--- Extracted information ---
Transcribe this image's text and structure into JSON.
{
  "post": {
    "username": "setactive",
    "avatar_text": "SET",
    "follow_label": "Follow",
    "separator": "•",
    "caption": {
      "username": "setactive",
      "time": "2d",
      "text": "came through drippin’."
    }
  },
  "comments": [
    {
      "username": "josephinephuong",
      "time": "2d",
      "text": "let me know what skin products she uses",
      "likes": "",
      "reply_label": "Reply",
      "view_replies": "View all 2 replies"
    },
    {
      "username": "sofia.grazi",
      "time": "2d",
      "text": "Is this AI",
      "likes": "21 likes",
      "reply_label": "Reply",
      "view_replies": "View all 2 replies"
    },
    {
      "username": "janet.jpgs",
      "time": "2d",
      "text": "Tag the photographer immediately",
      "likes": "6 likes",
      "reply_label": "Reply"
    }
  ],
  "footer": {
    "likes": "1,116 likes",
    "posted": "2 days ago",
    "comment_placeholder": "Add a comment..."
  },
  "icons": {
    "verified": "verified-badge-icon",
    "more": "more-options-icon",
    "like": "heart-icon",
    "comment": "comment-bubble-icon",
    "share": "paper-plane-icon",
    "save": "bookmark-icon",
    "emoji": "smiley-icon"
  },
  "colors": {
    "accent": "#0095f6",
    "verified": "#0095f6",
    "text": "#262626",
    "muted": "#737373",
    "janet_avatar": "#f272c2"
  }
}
---
### What is needed
Restate the whole listing exactly.

### Answer in full
Transcribe this image's text and structure into JSON.
{
  "post": {
    "username": "setactive",
    "avatar_text": "SET",
    "follow_label": "Follow",
    "separator": "•",
    "caption": {
      "username": "setactive",
      "time": "2d",
      "text": "came through drippin’."
    }
  },
  "comments": [
    {
      "username": "josephinephuong",
      "time": "2d",
      "text": "let me know what skin products she uses",
      "likes": "",
      "reply_label": "Reply",
      "view_replies": "View all 2 replies"
    },
    {
      "username": "sofia.grazi",
      "time": "2d",
      "text": "Is this AI",
      "likes": "21 likes",
      "reply_label": "Reply",
      "view_replies": "View all 2 replies"
    },
    {
      "username": "janet.jpgs",
      "time": "2d",
      "text": "Tag the photographer immediately",
      "likes": "6 likes",
      "reply_label": "Reply"
    }
  ],
  "footer": {
    "likes": "1,116 likes",
    "posted": "2 days ago",
    "comment_placeholder": "Add a comment..."
  },
  "icons": {
    "verified": "verified-badge-icon",
    "more": "more-options-icon",
    "like": "heart-icon",
    "comment": "comment-bubble-icon",
    "share": "paper-plane-icon",
    "save": "bookmark-icon",
    "emoji": "smiley-icon"
  },
  "colors": {
    "accent": "#0095f6",
    "verified": "#0095f6",
    "text": "#262626",
    "muted": "#737373",
    "janet_avatar": "#f272c2"
  }
}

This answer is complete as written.